DOCUMENT EXCERPT:
The Allamuchy Township School District is a comprehensive community public school district that serves students in pre-kindergarten through eighth grade from Allamuchy Township, in Warren County, New Jersey, United States.

As of the 2020–21 school year, the district, comprised of two schools, had an enrollment of 421 students and 32.8 classroom teachers (on an FTE basis), for a student–teacher ratio of 12.8:1.

The district is classified by the New Jersey Department of Education as being in District Factor Group "I", the second-highest of eight groupings. District Factor Groups organize districts statewide to allow comparison by common socioeconomic characteristics of the local districts. From lowest socioeconomic status to highest, the categories are A, B, CD, DE, FG, GH, I and J.

Students in public school for ninth through twelfth grades attend Hackettstown High School which serves students from Hackettstown, as well as students from the townships of Allamuchy, Independence and Liberty, as part of sending/receiving relationships with the Hackettstown School District. As of the 2020–21 school year, the high school had an enrollment of 864 students and 69.5 classroom teachers (on an FTE basis), for a student–teacher ratio of 12.4:1.

STATED EXERCISE 1:
According to the passage on the Allamuchy Township School District, which high school do the district's students attend for grades nine through twelve?
STATED EXERCISE 2:
Continue the passage on the Allamuchy Township School District from its last sentence.

COLLECTED DATA:
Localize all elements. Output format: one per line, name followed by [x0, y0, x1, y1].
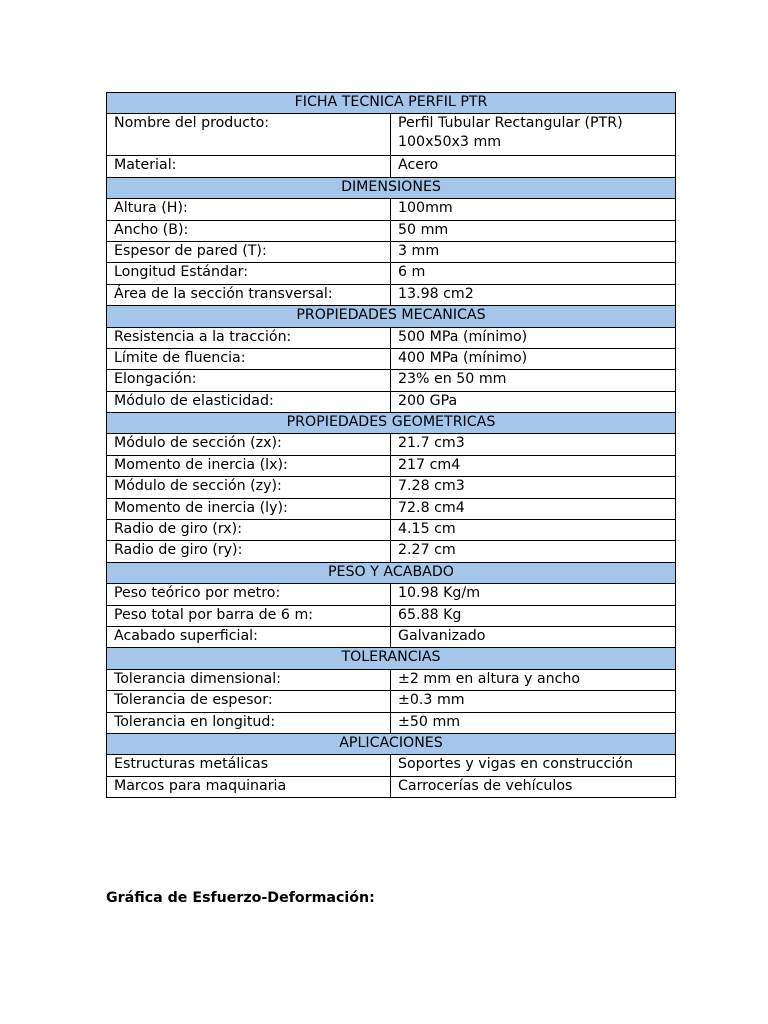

RESULT 1:
Hackettstown High School

RESULT 2:
Schools
Schools in the district (with 2020–21 enrollment data from the National Center for Education Statistics) are:
Mountain Villa School with 134 students in pre-Kindergarten through second grade
Melissa Sabol, Principal
Allamuchy Township School with 287 students in third through eighth grade
Jennifer A. Gallegly, Principal

Administration
Core members of the districts' administration are:
Melissa Sabol, Superintendent
Danielle Tarvin, Business Administrator / Board Secretary

Board of education
The district's board of education is comprised of nine members who set policy and oversee the fiscal and educational operation of the district through its administration. As a Type II school district, the board's trustees are elected directly by voters to serve three-year terms of office on a staggered basis, with three seats up for election each year held (since 2014) as part of the November general election. The board appoints a superintendent to oversee the district's day-to-day operations and a business administrator to supervise the business functions of the district.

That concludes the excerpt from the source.